* Exercise
Find the lines below that contain the word "roots" and count them. Only the number should be given.
####
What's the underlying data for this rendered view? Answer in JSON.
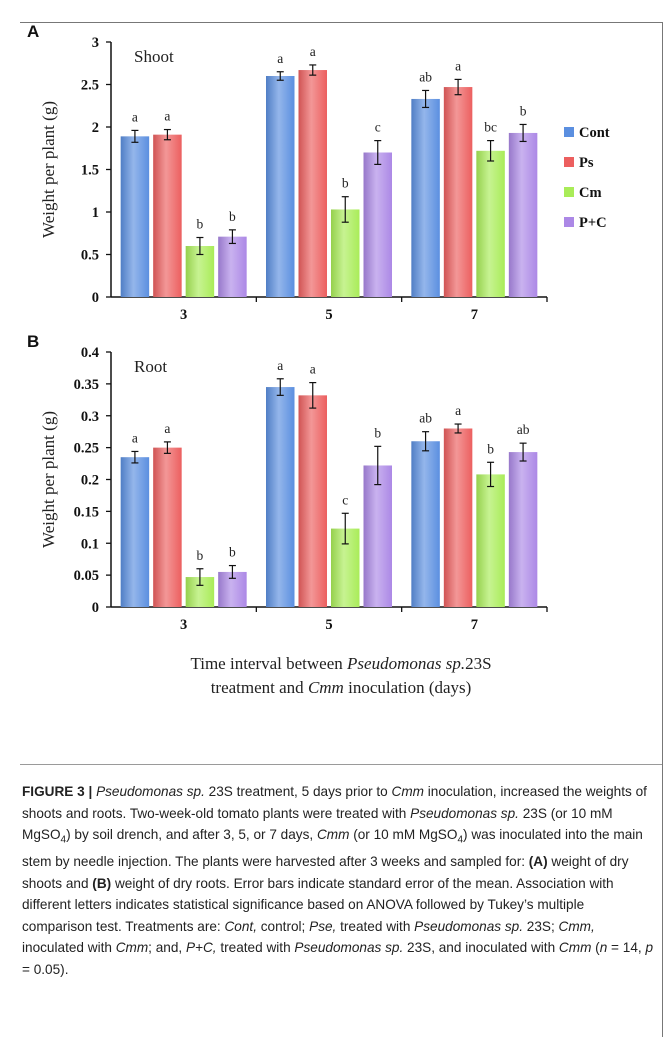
{
  "panel_a": {
    "letter": "A"
  },
  "panel_b": {
    "letter": "B"
  },
  "shared": {
    "ylabel": "Weight per plant (g)",
    "xcaption_line1_pre": "Time interval between ",
    "xcaption_line1_italic": "Pseudomonas sp.",
    "xcaption_line1_post": "23S",
    "xcaption_line2_pre": "treatment and ",
    "xcaption_line2_italic": "Cmm",
    "xcaption_line2_post": " inoculation (days)"
  },
  "colors": {
    "Cont": "#5b8fe0",
    "Ps": "#ec5f5f",
    "Cm": "#a9ec58",
    "P+C": "#ac88e6"
  },
  "chart_data": [
    {
      "type": "bar",
      "title": "Shoot",
      "ylabel": "Weight per plant (g)",
      "categories": [
        "3",
        "5",
        "7"
      ],
      "ylim": [
        0,
        3
      ],
      "yticks": [
        "0",
        "0.5",
        "1",
        "1.5",
        "2",
        "2.5",
        "3"
      ],
      "legend_position": "right",
      "series": [
        {
          "name": "Cont",
          "values": [
            1.89,
            2.6,
            2.33
          ],
          "errors": [
            0.07,
            0.05,
            0.1
          ],
          "letters": [
            "a",
            "a",
            "ab"
          ]
        },
        {
          "name": "Ps",
          "values": [
            1.91,
            2.67,
            2.47
          ],
          "errors": [
            0.06,
            0.06,
            0.09
          ],
          "letters": [
            "a",
            "a",
            "a"
          ]
        },
        {
          "name": "Cm",
          "values": [
            0.6,
            1.03,
            1.72
          ],
          "errors": [
            0.1,
            0.15,
            0.12
          ],
          "letters": [
            "b",
            "b",
            "bc"
          ]
        },
        {
          "name": "P+C",
          "values": [
            0.71,
            1.7,
            1.93
          ],
          "errors": [
            0.08,
            0.14,
            0.1
          ],
          "letters": [
            "b",
            "c",
            "b"
          ]
        }
      ]
    },
    {
      "type": "bar",
      "title": "Root",
      "ylabel": "Weight per plant (g)",
      "categories": [
        "3",
        "5",
        "7"
      ],
      "ylim": [
        0,
        0.4
      ],
      "yticks": [
        "0",
        "0.05",
        "0.1",
        "0.15",
        "0.2",
        "0.25",
        "0.3",
        "0.35",
        "0.4"
      ],
      "series": [
        {
          "name": "Cont",
          "values": [
            0.235,
            0.345,
            0.26
          ],
          "errors": [
            0.009,
            0.013,
            0.015
          ],
          "letters": [
            "a",
            "a",
            "ab"
          ]
        },
        {
          "name": "Ps",
          "values": [
            0.25,
            0.332,
            0.28
          ],
          "errors": [
            0.009,
            0.02,
            0.007
          ],
          "letters": [
            "a",
            "a",
            "a"
          ]
        },
        {
          "name": "Cm",
          "values": [
            0.047,
            0.123,
            0.208
          ],
          "errors": [
            0.013,
            0.024,
            0.019
          ],
          "letters": [
            "b",
            "c",
            "b"
          ]
        },
        {
          "name": "P+C",
          "values": [
            0.055,
            0.222,
            0.243
          ],
          "errors": [
            0.01,
            0.03,
            0.014
          ],
          "letters": [
            "b",
            "b",
            "ab"
          ]
        }
      ]
    }
  ],
  "caption": {
    "runs": [
      {
        "t": "FIGURE 3 | ",
        "s": "b"
      },
      {
        "t": "Pseudomonas sp.",
        "s": "i"
      },
      {
        "t": " 23S treatment, 5 days prior to "
      },
      {
        "t": "Cmm",
        "s": "i"
      },
      {
        "t": " inoculation, increased the weights of shoots and roots. Two-week-old tomato plants were treated with "
      },
      {
        "t": "Pseudomonas sp.",
        "s": "i"
      },
      {
        "t": " 23S (or 10 mM MgSO"
      },
      {
        "t": "4",
        "s": "sub"
      },
      {
        "t": ") by soil drench, and after 3, 5, or 7 days, "
      },
      {
        "t": "Cmm",
        "s": "i"
      },
      {
        "t": " (or 10 mM MgSO"
      },
      {
        "t": "4",
        "s": "sub"
      },
      {
        "t": ") was inoculated into the main stem by needle injection. The plants were harvested after 3 weeks and sampled for: "
      },
      {
        "t": "(A)",
        "s": "b"
      },
      {
        "t": " weight of dry shoots and "
      },
      {
        "t": "(B)",
        "s": "b"
      },
      {
        "t": " weight of dry roots. Error bars indicate standard error of the mean. Association with different letters indicates statistical significance based on ANOVA followed by Tukey’s multiple comparison test. Treatments are: "
      },
      {
        "t": "Cont,",
        "s": "i"
      },
      {
        "t": " control; "
      },
      {
        "t": "Pse,",
        "s": "i"
      },
      {
        "t": " treated with "
      },
      {
        "t": "Pseudomonas sp.",
        "s": "i"
      },
      {
        "t": " 23S; "
      },
      {
        "t": "Cmm,",
        "s": "i"
      },
      {
        "t": " inoculated with "
      },
      {
        "t": "Cmm",
        "s": "i"
      },
      {
        "t": "; and, "
      },
      {
        "t": "P+C,",
        "s": "i"
      },
      {
        "t": " treated with "
      },
      {
        "t": "Pseudomonas sp.",
        "s": "i"
      },
      {
        "t": " 23S, and inoculated with "
      },
      {
        "t": "Cmm",
        "s": "i"
      },
      {
        "t": " ("
      },
      {
        "t": "n",
        "s": "i"
      },
      {
        "t": " = 14, "
      },
      {
        "t": "p",
        "s": "i"
      },
      {
        "t": " = 0.05)."
      }
    ]
  }
}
####
* Answer
2